### Task brief
Gather every line of the material that contains the string "customer" and copy each one. Matches must have the same capitalization.

### Coordinate annotation records
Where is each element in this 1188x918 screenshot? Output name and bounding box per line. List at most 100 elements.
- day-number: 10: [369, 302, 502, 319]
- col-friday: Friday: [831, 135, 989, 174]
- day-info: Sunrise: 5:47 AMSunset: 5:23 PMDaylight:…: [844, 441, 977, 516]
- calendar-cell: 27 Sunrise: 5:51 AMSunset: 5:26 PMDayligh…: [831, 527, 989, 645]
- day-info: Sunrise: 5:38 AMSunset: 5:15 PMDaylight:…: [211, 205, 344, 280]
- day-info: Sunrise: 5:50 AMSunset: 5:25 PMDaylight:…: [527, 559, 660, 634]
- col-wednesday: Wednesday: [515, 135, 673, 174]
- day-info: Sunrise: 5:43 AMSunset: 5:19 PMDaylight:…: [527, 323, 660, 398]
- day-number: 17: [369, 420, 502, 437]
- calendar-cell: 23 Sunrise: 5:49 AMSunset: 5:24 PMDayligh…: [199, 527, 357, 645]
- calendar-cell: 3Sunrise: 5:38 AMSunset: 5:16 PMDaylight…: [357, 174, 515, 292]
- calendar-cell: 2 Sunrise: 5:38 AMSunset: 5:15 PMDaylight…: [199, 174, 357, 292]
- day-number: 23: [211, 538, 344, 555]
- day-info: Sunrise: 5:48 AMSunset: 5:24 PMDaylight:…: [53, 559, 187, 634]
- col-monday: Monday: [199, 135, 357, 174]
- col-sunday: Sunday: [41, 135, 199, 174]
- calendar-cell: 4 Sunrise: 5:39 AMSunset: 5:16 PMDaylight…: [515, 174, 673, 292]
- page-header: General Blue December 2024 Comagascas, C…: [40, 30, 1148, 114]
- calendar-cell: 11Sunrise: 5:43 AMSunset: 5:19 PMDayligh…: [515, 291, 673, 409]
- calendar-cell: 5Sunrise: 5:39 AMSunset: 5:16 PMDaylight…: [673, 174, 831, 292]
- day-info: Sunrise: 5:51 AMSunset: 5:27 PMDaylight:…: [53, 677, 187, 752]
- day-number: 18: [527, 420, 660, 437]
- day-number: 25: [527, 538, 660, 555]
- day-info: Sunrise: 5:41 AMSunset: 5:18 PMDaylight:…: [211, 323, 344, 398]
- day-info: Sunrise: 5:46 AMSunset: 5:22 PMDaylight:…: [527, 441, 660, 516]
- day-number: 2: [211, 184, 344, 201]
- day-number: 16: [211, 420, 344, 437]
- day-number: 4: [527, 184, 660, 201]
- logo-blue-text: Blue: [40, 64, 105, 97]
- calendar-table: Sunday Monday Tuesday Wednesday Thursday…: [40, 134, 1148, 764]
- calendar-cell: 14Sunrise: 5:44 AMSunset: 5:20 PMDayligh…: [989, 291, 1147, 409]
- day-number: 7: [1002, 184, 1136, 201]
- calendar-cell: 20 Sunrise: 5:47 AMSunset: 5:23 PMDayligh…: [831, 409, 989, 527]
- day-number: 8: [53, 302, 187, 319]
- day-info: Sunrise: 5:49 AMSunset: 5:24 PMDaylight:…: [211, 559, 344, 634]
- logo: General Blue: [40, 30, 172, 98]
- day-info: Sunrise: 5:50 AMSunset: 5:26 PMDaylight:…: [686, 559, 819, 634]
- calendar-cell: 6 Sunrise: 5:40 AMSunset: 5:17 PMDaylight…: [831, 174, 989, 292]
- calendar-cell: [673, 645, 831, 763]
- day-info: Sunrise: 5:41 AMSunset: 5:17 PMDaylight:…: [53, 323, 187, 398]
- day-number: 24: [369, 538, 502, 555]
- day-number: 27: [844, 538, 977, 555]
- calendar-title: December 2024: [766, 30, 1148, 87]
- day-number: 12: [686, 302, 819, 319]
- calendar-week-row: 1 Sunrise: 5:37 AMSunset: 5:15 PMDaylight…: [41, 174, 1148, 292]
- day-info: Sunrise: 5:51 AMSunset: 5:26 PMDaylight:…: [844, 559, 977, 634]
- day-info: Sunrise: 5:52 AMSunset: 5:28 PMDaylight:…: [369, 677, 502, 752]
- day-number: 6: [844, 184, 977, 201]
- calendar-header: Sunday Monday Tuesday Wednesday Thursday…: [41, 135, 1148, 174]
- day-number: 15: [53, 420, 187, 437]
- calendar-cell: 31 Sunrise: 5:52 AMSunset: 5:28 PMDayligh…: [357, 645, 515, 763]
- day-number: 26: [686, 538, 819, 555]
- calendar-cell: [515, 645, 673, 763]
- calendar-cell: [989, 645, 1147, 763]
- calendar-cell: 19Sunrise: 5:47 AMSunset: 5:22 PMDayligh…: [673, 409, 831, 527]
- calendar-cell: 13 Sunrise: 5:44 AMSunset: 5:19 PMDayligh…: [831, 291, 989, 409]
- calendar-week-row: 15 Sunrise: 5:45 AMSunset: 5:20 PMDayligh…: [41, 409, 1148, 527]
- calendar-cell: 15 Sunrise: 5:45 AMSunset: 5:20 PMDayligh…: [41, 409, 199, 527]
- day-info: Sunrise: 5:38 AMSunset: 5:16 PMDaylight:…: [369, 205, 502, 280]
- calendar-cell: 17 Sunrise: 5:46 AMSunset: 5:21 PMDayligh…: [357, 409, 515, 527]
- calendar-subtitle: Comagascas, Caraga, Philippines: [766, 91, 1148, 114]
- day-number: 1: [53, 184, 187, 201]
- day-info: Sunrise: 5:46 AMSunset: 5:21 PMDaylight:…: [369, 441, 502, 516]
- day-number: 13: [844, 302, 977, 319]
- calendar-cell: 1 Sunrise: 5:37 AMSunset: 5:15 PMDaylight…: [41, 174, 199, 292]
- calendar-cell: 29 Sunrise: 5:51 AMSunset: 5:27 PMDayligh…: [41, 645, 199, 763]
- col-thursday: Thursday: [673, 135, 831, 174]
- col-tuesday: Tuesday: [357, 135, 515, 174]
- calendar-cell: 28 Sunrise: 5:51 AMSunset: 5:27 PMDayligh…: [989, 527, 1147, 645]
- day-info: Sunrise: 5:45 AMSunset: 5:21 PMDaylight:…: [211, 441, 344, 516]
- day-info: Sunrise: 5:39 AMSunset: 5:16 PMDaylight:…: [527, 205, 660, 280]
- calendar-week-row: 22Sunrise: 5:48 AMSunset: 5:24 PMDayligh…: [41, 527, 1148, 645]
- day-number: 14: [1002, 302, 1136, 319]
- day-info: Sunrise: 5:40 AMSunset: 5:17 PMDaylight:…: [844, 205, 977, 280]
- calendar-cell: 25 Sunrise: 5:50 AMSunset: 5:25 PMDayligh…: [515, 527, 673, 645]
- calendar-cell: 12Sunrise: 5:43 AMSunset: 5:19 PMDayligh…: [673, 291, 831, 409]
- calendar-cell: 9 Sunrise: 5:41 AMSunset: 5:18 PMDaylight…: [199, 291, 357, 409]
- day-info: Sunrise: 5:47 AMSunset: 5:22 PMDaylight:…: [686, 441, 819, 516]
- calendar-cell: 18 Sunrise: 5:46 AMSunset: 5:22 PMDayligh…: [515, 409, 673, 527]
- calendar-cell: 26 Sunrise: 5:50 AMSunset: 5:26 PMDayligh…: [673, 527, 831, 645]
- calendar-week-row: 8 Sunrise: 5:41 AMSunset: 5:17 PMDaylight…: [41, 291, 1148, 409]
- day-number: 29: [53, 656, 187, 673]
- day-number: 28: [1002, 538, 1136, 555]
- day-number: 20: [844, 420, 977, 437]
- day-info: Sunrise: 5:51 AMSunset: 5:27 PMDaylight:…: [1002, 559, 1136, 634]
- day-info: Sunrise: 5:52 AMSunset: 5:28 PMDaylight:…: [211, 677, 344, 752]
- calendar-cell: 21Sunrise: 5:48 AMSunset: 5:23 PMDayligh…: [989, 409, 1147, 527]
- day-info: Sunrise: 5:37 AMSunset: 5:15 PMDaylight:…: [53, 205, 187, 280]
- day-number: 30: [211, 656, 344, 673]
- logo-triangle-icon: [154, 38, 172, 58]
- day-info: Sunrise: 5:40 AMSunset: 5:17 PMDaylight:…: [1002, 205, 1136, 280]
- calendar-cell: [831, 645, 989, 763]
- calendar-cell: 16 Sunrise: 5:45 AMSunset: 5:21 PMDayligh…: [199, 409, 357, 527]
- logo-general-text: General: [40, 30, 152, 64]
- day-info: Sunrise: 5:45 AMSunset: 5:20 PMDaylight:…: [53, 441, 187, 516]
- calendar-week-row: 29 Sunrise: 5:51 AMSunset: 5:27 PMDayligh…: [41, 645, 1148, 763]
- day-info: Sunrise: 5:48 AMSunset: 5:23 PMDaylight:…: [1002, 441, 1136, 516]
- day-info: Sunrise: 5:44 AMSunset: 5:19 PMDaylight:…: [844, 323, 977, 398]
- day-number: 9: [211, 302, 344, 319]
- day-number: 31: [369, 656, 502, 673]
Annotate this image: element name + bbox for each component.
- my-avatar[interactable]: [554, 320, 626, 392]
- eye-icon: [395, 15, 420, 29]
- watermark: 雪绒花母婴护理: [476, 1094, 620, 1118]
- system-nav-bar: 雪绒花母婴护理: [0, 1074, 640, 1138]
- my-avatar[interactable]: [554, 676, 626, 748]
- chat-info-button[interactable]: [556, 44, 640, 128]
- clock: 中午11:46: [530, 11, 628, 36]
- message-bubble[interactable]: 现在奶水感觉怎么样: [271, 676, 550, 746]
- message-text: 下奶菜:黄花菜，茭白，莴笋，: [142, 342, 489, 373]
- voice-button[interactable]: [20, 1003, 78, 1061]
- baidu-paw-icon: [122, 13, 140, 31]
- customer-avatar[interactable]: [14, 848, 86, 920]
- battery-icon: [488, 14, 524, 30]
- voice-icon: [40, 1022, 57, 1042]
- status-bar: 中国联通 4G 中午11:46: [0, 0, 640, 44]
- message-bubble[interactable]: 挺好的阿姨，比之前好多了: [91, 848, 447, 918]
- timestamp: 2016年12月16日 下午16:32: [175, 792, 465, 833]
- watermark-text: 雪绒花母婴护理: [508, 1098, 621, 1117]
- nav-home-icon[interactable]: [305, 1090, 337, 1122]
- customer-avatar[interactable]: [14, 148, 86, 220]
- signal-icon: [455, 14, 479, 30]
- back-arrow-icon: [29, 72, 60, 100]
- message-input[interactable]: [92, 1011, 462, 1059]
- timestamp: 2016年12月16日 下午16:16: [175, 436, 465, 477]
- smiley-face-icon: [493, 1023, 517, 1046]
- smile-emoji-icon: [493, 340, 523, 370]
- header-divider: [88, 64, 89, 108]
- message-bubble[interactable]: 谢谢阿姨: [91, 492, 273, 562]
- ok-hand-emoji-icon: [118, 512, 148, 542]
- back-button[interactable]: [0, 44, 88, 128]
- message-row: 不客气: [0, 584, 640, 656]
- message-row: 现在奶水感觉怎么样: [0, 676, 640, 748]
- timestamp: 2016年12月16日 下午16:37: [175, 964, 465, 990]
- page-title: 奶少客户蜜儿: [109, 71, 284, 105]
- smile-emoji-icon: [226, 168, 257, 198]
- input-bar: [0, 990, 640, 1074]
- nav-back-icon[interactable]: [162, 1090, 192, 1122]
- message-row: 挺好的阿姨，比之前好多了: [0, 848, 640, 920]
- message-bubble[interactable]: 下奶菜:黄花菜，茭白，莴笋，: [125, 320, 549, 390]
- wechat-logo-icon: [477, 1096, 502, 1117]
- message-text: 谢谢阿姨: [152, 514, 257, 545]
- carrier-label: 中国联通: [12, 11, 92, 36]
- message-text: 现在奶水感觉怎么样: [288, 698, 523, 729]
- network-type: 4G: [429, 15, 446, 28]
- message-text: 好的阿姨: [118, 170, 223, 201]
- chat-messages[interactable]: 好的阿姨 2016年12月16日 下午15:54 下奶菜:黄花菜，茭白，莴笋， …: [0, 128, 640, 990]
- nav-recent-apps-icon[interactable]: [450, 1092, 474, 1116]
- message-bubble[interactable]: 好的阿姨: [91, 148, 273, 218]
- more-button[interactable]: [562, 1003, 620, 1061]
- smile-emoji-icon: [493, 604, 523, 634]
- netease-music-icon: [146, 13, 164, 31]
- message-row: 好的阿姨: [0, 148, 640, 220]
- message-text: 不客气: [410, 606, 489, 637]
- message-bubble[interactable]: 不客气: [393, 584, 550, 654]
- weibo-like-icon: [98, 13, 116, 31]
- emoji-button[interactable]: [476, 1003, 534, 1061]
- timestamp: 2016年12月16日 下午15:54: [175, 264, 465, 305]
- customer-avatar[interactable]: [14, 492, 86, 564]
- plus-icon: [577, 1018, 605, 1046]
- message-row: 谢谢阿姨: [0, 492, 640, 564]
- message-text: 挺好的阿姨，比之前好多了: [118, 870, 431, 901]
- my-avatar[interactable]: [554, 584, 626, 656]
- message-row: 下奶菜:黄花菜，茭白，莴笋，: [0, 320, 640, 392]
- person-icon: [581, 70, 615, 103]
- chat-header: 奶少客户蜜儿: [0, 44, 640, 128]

### The answer
- customer-avatar[interactable]: [14, 848, 86, 920]
- customer-avatar[interactable]: [14, 148, 86, 220]
- customer-avatar[interactable]: [14, 492, 86, 564]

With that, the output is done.